# [Task]
For every line in the data below that contains "hormonale", copy the line.

====

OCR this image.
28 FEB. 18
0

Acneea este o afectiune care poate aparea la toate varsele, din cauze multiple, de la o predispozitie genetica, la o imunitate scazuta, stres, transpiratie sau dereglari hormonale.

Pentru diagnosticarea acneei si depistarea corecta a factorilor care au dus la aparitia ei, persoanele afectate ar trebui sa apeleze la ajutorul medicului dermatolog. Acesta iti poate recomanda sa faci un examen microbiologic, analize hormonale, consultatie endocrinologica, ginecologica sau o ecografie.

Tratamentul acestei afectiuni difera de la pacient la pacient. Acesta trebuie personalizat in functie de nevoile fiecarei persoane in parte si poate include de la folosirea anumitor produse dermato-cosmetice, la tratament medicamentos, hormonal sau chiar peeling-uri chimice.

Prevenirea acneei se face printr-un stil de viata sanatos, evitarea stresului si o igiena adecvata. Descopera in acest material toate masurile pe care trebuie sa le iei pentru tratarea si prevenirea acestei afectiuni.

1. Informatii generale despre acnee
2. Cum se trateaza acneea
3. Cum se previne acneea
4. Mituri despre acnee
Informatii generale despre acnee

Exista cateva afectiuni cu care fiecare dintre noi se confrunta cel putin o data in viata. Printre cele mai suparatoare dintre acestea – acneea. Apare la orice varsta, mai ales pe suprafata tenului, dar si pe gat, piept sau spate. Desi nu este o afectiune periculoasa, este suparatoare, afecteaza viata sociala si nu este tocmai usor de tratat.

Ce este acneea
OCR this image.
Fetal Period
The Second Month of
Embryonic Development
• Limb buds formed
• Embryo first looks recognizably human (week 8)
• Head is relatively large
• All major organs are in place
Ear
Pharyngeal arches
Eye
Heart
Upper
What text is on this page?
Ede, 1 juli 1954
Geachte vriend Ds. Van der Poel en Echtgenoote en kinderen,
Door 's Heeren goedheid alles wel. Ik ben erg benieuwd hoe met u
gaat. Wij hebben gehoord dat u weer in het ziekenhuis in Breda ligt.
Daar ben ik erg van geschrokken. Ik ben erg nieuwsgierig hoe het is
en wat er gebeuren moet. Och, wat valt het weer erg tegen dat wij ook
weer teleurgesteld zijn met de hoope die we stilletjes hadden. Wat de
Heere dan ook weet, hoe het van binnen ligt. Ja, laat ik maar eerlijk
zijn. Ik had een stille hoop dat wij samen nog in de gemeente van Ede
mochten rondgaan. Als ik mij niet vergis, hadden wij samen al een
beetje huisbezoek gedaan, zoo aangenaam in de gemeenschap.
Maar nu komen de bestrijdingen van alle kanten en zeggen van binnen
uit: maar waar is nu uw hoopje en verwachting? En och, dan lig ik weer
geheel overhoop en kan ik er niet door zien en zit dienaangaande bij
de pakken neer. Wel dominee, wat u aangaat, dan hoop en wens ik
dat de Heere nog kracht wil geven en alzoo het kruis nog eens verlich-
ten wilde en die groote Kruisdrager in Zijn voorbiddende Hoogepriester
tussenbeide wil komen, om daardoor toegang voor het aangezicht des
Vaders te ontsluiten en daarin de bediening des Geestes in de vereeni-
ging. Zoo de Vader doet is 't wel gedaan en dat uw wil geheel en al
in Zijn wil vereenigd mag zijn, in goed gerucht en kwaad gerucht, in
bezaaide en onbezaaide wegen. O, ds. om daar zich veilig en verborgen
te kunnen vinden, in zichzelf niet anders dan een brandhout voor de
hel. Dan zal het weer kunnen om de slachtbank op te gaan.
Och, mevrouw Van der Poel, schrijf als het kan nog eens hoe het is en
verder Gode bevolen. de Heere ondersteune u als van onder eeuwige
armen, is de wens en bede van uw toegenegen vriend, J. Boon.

====

# [Solution for this exercise]
Acneea este o afectiune care poate aparea la toate varsele, din cauze multiple, de la o predispozitie genetica, la o imunitate scazuta, stres, transpiratie sau dereglari hormonale.
Pentru diagnosticarea acneei si depistarea corecta a factorilor care au dus la aparitia ei, persoanele afectate ar trebui sa apeleze la ajutorul medicului dermatolog. Acesta iti poate recomanda sa faci un examen microbiologic, analize hormonale, consultatie endocrinologica, ginecologica sau o ecografie.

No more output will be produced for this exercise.